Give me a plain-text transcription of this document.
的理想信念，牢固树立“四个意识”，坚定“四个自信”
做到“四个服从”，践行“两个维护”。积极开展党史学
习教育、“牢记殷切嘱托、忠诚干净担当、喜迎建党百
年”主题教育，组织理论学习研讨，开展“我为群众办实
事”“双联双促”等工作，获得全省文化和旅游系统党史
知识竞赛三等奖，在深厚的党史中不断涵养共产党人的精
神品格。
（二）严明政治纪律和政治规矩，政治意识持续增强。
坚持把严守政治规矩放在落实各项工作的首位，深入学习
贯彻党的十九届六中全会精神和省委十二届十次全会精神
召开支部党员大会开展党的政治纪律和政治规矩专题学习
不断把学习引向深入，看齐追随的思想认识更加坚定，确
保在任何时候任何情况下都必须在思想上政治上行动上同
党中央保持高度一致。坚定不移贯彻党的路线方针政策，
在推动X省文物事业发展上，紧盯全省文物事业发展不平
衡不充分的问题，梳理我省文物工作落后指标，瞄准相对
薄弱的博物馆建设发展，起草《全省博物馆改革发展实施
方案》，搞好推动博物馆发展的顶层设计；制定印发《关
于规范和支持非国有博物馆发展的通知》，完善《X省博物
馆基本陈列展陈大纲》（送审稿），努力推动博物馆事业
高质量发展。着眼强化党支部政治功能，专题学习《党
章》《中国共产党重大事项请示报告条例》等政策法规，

--*--

**What you have to do**
Your task is to print all of the records exactly.

**Solution to the problem**
Give me a plain-text transcription of this document.
的理想信念，牢固树立“四个意识”，坚定“四个自信”
做到“四个服从”，践行“两个维护”。积极开展党史学
习教育、“牢记殷切嘱托、忠诚干净担当、喜迎建党百
年”主题教育，组织理论学习研讨，开展“我为群众办实
事”“双联双促”等工作，获得全省文化和旅游系统党史
知识竞赛三等奖，在深厚的党史中不断涵养共产党人的精
神品格。
（二）严明政治纪律和政治规矩，政治意识持续增强。
坚持把严守政治规矩放在落实各项工作的首位，深入学习
贯彻党的十九届六中全会精神和省委十二届十次全会精神
召开支部党员大会开展党的政治纪律和政治规矩专题学习
不断把学习引向深入，看齐追随的思想认识更加坚定，确
保在任何时候任何情况下都必须在思想上政治上行动上同
党中央保持高度一致。坚定不移贯彻党的路线方针政策，
在推动X省文物事业发展上，紧盯全省文物事业发展不平
衡不充分的问题，梳理我省文物工作落后指标，瞄准相对
薄弱的博物馆建设发展，起草《全省博物馆改革发展实施
方案》，搞好推动博物馆发展的顶层设计；制定印发《关
于规范和支持非国有博物馆发展的通知》，完善《X省博物
馆基本陈列展陈大纲》（送审稿），努力推动博物馆事业
高质量发展。着眼强化党支部政治功能，专题学习《党
章》《中国共产党重大事项请示报告条例》等政策法规，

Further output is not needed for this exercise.